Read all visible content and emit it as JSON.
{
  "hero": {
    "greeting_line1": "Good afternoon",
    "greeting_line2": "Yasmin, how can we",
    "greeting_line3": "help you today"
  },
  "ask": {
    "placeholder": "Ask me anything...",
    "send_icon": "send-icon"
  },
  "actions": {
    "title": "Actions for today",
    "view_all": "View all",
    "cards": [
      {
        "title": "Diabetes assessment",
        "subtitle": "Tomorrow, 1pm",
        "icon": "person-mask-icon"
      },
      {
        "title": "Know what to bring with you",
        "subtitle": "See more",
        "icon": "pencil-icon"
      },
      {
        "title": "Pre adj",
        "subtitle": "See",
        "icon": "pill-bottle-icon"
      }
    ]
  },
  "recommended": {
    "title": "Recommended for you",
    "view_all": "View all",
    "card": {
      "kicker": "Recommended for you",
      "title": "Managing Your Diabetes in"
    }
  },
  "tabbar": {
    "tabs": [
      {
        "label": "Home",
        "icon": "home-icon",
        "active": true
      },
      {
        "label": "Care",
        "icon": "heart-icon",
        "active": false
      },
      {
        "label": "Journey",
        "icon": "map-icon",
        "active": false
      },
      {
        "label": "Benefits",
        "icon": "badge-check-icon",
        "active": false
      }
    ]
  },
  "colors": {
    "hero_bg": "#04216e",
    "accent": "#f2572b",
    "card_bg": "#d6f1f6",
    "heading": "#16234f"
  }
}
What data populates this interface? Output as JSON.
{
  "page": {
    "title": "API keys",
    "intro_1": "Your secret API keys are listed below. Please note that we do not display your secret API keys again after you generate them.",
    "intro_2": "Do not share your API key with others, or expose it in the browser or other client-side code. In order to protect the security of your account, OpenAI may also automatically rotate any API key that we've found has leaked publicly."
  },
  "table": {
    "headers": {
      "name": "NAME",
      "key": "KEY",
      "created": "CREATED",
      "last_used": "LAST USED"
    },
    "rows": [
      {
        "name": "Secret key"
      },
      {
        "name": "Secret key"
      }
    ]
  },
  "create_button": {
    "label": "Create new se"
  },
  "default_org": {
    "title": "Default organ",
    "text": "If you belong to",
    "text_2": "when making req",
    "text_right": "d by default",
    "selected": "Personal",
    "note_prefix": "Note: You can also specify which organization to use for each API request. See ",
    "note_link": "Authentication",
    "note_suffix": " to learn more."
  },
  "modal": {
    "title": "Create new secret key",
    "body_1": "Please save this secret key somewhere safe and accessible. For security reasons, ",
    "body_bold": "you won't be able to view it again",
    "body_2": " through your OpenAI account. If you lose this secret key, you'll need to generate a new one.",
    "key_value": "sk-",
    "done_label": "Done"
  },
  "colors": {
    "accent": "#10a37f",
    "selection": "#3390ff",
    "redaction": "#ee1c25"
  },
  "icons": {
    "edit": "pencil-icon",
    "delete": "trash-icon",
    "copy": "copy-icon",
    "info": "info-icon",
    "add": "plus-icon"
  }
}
========================================
EXERCISE DESCRIPTION:
Select all lines in the listing above where the word "again" appears, and show them.

FULL ANSWER:
    "intro_1": "Your secret API keys are listed below. Please note that we do not display your secret API keys again after you generate them.",
    "body_bold": "you won't be able to view it again",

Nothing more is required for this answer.